:: DATASET EXCERPTS ::

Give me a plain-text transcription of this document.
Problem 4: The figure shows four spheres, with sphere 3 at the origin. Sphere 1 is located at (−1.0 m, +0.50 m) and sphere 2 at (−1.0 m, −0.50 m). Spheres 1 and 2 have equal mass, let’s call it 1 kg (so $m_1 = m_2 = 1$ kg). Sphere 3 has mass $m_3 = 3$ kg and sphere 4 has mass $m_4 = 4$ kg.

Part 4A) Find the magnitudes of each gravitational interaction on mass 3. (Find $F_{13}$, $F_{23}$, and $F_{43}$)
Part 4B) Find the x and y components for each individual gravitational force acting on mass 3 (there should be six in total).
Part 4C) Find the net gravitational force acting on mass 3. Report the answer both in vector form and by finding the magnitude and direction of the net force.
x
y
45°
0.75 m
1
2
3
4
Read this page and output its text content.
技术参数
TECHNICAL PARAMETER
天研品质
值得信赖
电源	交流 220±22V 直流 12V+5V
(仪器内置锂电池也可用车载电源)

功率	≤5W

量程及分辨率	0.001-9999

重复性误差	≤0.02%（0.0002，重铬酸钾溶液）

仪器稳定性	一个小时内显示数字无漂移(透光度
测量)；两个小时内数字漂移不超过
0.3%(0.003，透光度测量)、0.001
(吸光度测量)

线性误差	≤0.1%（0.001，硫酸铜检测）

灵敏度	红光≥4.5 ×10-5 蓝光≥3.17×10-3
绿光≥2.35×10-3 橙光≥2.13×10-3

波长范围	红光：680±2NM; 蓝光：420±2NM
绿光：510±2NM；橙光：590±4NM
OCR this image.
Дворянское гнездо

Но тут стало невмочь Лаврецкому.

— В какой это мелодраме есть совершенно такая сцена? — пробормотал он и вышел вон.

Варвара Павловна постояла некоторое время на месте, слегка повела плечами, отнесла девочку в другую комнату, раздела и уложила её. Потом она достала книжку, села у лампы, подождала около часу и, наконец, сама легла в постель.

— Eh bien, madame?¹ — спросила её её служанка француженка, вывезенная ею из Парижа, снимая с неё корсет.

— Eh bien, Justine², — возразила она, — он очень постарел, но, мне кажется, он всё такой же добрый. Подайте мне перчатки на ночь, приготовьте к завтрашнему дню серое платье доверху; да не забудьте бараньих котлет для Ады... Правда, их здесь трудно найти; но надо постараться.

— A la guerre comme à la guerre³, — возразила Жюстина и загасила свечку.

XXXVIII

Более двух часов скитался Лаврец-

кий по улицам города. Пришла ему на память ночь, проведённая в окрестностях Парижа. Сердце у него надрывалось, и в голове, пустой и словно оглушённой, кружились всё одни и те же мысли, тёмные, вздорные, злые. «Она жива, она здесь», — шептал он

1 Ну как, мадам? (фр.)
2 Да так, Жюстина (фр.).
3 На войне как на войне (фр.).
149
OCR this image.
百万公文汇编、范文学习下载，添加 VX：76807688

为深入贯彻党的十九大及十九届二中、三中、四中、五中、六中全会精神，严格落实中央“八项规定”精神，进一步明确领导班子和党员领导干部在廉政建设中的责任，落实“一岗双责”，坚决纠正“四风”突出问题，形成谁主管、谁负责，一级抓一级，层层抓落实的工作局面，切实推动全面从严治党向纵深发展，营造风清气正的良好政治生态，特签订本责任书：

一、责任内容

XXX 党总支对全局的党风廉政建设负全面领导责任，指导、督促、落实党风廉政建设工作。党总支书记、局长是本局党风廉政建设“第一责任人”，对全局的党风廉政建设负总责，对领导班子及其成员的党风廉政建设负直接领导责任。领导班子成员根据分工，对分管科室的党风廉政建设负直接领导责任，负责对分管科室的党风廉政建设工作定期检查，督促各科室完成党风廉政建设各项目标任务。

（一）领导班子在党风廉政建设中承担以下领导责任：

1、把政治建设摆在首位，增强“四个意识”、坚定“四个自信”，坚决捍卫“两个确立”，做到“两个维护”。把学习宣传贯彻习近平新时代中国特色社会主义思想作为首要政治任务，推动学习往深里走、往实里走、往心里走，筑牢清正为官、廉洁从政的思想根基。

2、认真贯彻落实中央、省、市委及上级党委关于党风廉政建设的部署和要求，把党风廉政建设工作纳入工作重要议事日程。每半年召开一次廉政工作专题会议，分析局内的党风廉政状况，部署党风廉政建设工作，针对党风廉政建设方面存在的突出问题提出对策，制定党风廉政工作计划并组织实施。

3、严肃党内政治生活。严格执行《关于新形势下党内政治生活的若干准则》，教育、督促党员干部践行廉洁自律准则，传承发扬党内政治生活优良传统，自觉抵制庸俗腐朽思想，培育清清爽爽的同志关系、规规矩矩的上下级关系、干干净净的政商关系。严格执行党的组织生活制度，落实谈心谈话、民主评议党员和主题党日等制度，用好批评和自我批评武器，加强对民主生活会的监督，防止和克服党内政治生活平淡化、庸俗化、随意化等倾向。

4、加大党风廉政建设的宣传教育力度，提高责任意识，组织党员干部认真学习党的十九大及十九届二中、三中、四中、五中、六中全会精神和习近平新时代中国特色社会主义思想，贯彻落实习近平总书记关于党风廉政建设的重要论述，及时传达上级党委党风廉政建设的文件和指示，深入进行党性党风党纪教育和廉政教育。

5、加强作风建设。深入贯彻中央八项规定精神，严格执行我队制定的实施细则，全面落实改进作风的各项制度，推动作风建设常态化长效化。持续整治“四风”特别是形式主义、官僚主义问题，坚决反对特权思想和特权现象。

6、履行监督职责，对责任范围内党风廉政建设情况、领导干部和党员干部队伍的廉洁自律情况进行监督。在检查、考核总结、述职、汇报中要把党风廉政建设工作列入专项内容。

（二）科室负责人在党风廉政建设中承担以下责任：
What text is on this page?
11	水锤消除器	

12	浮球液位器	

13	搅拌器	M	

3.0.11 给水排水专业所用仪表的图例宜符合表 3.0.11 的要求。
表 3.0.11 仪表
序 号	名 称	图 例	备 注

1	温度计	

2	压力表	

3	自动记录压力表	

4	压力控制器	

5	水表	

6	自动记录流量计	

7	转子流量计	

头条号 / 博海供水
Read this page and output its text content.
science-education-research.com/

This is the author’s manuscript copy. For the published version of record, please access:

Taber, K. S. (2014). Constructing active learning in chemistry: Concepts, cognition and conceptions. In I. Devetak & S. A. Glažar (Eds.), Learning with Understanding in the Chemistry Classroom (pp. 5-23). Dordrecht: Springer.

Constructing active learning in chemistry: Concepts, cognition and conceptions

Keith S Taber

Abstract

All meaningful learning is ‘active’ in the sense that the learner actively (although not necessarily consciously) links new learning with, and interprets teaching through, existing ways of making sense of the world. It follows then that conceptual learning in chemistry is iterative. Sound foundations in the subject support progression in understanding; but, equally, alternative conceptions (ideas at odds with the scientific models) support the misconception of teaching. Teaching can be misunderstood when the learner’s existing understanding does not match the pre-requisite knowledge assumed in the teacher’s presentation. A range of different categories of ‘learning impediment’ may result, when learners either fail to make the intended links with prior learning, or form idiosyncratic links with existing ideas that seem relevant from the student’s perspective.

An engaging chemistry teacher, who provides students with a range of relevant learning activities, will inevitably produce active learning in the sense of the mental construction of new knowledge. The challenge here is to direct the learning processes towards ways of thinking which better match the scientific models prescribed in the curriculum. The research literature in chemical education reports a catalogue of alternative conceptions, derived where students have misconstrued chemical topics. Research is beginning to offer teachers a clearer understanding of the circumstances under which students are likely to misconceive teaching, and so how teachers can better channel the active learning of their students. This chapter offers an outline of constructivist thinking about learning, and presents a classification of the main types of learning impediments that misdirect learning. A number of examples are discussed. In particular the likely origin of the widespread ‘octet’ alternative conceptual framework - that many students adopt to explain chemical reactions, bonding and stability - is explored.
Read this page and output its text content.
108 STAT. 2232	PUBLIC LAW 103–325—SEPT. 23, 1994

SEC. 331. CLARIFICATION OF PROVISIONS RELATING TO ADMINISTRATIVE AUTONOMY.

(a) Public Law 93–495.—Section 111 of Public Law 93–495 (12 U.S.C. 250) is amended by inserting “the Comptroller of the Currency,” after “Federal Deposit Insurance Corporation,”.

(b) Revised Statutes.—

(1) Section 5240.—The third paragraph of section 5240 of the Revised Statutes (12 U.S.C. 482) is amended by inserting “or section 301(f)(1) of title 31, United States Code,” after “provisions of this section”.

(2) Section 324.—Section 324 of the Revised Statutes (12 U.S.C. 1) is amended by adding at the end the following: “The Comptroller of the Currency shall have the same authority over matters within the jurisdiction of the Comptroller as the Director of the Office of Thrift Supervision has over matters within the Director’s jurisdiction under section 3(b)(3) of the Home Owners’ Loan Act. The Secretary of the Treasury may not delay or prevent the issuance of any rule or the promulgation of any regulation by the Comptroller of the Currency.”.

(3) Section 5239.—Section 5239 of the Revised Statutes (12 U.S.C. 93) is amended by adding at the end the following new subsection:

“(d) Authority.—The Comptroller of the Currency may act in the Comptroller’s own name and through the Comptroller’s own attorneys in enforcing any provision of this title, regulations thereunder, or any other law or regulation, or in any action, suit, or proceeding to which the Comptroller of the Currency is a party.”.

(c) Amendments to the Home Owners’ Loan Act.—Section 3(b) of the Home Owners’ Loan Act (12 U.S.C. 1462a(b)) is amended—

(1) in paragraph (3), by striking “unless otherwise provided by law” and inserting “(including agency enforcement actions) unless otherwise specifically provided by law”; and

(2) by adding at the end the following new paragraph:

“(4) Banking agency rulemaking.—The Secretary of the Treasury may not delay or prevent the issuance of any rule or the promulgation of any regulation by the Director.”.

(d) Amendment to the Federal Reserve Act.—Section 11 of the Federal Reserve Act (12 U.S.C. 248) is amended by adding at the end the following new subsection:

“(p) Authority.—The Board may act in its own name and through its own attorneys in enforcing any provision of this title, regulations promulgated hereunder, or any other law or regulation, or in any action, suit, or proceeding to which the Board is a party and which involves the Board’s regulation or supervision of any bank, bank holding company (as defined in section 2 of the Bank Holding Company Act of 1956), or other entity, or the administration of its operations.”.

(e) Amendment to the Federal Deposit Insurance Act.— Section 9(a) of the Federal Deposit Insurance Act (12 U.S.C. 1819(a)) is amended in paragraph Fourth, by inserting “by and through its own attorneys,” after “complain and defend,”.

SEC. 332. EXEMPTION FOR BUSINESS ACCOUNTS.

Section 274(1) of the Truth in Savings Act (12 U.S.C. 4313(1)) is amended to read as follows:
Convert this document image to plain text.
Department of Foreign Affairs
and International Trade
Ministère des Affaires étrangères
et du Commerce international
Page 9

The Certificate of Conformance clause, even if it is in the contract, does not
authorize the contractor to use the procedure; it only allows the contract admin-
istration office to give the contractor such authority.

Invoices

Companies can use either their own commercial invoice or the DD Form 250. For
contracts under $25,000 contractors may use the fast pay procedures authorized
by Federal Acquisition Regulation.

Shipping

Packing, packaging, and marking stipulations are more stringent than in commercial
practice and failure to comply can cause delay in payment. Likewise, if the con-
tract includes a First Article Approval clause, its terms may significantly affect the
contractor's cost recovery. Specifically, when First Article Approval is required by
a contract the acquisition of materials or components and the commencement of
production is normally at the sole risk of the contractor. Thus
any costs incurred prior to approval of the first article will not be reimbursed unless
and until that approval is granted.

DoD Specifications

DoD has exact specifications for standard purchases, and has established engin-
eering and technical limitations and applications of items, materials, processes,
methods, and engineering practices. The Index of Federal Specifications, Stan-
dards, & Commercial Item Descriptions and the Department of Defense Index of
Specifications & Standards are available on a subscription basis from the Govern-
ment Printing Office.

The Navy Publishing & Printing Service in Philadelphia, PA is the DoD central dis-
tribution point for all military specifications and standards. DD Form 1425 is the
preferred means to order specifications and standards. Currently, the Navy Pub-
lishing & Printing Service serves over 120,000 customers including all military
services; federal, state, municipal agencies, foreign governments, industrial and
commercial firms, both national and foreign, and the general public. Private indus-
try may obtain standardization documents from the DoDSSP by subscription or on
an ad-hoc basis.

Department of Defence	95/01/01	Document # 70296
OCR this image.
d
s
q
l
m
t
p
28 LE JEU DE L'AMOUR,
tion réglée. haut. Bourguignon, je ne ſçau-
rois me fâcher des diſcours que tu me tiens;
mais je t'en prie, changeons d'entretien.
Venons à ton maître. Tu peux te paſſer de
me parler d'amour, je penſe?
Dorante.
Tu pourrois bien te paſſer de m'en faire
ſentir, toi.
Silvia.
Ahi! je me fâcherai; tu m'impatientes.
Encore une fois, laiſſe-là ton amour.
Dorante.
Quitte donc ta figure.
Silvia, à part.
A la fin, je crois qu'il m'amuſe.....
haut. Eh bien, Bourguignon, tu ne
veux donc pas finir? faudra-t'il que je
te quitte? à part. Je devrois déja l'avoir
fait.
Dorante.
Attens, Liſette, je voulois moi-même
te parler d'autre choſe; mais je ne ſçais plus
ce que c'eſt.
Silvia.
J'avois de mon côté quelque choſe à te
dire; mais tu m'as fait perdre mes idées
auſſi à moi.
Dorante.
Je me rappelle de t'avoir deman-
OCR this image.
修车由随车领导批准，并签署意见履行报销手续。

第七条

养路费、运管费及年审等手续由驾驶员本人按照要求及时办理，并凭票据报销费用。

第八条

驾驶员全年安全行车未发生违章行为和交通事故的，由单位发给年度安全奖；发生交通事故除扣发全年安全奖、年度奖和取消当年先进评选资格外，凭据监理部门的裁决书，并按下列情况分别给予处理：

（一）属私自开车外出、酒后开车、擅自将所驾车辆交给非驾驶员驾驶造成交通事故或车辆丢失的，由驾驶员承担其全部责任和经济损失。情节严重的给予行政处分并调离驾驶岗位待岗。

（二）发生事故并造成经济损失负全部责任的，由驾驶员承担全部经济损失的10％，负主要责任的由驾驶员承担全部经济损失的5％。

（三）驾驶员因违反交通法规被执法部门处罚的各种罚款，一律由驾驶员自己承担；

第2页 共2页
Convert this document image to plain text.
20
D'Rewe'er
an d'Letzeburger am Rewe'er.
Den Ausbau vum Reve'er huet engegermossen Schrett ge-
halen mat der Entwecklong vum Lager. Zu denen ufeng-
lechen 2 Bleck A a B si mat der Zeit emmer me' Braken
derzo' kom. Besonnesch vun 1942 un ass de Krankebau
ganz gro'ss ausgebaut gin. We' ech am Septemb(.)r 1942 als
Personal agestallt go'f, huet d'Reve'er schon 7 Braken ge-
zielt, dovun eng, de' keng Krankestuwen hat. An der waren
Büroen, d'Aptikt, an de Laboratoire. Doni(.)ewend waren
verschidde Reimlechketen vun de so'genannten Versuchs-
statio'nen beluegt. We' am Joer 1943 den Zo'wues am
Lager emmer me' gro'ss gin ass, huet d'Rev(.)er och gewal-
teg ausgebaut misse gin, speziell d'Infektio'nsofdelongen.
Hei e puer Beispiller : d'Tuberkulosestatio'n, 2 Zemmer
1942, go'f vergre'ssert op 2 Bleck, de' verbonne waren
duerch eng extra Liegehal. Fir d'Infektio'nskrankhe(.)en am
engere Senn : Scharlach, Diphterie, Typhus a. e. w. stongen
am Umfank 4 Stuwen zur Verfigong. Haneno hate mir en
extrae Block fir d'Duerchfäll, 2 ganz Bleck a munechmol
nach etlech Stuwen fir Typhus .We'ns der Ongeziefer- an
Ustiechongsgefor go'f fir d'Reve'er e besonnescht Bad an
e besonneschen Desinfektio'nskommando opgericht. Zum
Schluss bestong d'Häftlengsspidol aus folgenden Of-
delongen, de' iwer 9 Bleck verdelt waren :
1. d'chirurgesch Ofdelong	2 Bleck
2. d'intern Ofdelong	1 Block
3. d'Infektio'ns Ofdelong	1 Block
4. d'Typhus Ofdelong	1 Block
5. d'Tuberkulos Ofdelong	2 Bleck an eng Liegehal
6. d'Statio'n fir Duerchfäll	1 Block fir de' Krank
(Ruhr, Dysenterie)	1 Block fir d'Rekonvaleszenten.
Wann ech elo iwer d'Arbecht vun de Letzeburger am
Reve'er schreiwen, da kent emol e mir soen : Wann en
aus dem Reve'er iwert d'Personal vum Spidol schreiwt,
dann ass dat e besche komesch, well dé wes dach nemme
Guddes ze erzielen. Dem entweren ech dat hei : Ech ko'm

:::

TASK OBJECTIVE
Select all lines in the listing above where the word "agency" appears, and show them.

TASK SOLUTION
(1) in paragraph (3), by striking “unless otherwise provided by law” and inserting “(including agency enforcement actions) unless otherwise specifically provided by law”; and
“(4) Banking agency rulemaking.—The Secretary of the Treasury may not delay or prevent the issuance of any rule or the promulgation of any regulation by the Director.”.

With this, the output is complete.